Written problem | Look through the material and tally each line bearing the word "Effort". Give only the total.
- - - - - - -
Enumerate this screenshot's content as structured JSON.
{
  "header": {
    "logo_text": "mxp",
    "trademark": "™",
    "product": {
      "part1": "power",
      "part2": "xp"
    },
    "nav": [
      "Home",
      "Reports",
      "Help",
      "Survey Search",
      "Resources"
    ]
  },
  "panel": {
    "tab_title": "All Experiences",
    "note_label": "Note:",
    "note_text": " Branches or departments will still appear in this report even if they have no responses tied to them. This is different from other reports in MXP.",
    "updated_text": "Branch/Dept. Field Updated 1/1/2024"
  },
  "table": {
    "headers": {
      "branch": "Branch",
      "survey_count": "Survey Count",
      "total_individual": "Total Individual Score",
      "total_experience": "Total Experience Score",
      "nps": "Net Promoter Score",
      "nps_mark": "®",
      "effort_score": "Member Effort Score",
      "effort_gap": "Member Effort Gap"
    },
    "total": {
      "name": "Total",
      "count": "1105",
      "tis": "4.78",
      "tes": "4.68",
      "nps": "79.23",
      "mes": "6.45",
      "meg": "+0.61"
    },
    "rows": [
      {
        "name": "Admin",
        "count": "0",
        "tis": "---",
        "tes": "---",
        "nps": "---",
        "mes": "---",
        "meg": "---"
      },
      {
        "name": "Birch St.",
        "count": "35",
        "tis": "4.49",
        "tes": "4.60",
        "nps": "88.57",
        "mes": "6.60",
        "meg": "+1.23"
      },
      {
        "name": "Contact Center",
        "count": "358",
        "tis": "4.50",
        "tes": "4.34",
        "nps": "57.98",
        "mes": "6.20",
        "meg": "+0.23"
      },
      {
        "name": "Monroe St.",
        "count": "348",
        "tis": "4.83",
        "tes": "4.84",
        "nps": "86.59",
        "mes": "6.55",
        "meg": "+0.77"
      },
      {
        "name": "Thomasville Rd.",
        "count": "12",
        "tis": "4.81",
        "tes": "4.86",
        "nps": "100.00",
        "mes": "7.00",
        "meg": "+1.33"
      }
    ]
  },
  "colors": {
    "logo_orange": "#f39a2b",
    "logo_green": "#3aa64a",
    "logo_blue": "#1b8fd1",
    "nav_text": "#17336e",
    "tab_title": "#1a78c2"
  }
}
- - - - - - -
Completed task | 2